Complete the following:
1) Please translate this sentence from the libebml security advisory into Spanish: "libebml is a C++ library to parse EBML files."
2) Transcribe part of the libebml security advisory: begin at the words "Severity: High" and stop after the words "execute arbitrary code.".
3) According to the libebml security advisory, on what kind of builds of libebml is the length of a string miscalculated?

Excerpt to read:
>>>

1. Forum
  2. Usenet
  3. LINUX.GENTOO.ANNOUNCE

  • [gentoo-announce] [ GLSA 202208-21 ] libebml: Heap buffer overflow vuln

    From glsamaker@gentoo.org@21:1/5 to All on Sun Aug 14 02:20:01 2022
    - - - - - - - - - - - - - - - - - - - - - - - - - - - - - - - - - - - -
    Gentoo Linux Security Advisory GLSA 202208-21
    - - - - - - - - - - - - - - - - - - - - - - - - - - - - - - - - - - - -
    https://security.gentoo.org/
    - - - - - - - - - - - - - - - - - - - - - - - - - - - - - - - - - - - -

    Severity: High
    Title: libebml: Heap buffer overflow vulnerability
    Date: August 14, 2022
    Bugs: #772272
    ID: 202208-21

    - - - - - - - - - - - - - - - - - - - - - - - - - - - - - - - - - - - -

    Synopsis
    ========

    A heap-based buffer overflow in libeml might allow attackers to execute arbitrary code.

    Background
    ==========

    libebml is a C++ library to parse EBML files.

    Affected packages
    =================

    -------------------------------------------------------------------
    Package / Vulnerable / Unaffected
    -------------------------------------------------------------------
    1 dev-libs/libebml < 1.4.2 >= 1.4.2

    Description
    ===========

    On 32bit builds of libebml, the length of a string is miscalculated, potentially leading to an exploitable heap overflow.

    Impact
    ======

    An attacker able to provide arbitrary input to libebml could achieve arbitrary code execution.

    Workaround
    ==========

    There is no known workaround at this time.

<<<

Records provided:
>>>

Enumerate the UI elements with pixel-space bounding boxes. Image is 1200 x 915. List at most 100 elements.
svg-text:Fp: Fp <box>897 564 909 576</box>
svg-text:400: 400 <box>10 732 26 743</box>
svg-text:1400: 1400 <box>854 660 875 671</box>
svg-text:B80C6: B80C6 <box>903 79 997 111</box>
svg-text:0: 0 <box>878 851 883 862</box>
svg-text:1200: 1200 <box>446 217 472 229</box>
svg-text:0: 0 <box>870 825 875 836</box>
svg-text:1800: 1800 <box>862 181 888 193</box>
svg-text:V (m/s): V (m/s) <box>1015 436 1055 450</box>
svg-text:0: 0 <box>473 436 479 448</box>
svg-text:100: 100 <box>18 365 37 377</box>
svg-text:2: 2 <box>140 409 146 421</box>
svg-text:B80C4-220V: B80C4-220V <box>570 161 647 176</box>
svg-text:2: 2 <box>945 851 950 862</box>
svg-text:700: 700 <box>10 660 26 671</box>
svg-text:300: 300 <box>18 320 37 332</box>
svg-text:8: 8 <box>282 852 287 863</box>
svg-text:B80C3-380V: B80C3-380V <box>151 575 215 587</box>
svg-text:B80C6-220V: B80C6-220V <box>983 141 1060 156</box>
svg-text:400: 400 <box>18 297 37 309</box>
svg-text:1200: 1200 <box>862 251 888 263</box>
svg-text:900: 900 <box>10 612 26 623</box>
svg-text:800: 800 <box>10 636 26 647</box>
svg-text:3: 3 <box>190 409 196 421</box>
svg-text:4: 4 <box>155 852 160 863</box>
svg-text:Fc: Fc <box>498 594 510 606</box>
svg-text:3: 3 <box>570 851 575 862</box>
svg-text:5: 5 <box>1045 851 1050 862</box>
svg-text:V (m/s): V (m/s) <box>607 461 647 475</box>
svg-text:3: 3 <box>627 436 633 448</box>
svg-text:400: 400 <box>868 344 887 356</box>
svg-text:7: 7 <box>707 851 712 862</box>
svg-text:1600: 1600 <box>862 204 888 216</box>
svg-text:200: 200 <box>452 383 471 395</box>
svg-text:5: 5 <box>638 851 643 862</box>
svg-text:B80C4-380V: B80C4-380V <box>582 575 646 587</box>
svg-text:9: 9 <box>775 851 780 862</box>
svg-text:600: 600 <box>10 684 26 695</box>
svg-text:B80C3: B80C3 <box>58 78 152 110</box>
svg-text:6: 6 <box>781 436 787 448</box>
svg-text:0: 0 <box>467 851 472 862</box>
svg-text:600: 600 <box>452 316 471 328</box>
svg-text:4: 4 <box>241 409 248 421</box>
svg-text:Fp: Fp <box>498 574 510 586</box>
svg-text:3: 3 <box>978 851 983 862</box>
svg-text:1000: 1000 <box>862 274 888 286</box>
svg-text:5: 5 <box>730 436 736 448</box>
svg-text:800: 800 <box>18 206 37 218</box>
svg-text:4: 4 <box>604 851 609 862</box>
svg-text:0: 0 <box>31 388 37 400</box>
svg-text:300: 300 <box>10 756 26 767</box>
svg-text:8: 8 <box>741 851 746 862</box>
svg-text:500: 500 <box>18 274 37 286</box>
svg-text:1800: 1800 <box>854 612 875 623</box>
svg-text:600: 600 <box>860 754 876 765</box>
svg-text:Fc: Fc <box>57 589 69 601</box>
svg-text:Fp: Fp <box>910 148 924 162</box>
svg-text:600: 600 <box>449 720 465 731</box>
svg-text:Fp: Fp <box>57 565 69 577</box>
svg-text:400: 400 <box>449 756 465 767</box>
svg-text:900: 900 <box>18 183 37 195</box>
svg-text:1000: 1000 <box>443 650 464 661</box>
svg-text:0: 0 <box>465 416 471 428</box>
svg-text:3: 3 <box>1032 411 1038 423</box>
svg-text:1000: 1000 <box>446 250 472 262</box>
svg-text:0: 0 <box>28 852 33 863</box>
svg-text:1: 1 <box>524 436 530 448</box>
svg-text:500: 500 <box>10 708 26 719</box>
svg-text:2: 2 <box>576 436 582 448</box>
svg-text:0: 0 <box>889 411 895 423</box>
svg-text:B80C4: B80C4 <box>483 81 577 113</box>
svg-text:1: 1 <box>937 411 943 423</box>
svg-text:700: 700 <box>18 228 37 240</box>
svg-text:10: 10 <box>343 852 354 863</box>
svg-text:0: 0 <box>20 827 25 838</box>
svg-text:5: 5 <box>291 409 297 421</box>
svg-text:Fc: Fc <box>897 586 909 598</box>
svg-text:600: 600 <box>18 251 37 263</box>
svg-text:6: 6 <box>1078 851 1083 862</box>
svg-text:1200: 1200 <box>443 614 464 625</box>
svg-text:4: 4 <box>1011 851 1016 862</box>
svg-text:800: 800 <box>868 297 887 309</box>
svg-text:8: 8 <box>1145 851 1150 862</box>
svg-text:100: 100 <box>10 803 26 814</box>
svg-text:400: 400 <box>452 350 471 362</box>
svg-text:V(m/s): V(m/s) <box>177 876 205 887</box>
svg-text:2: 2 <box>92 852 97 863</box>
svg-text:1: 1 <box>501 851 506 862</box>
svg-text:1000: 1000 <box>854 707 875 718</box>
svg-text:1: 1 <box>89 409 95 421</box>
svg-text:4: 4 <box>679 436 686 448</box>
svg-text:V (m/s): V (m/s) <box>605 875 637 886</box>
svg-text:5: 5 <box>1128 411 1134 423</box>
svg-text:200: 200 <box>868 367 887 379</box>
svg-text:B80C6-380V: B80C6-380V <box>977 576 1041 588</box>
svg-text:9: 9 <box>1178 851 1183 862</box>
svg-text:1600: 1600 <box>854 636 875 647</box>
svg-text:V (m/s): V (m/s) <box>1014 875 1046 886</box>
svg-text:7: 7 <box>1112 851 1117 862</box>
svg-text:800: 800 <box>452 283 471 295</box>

<<<

Answers to the tasks:
1) libebml es una biblioteca de C++ para analizar archivos EBML.

2)
Severity: High
    Title: libebml: Heap buffer overflow vulnerability
    Date: August 14, 2022
    Bugs: #772272
    ID: 202208-21

    - - - - - - - - - - - - - - - - - - - - - - - - - - - - - - - - - - - -

    Synopsis
    ========

    A heap-based buffer overflow in libeml might allow attackers to execute arbitrary code.

3) On 32bit builds.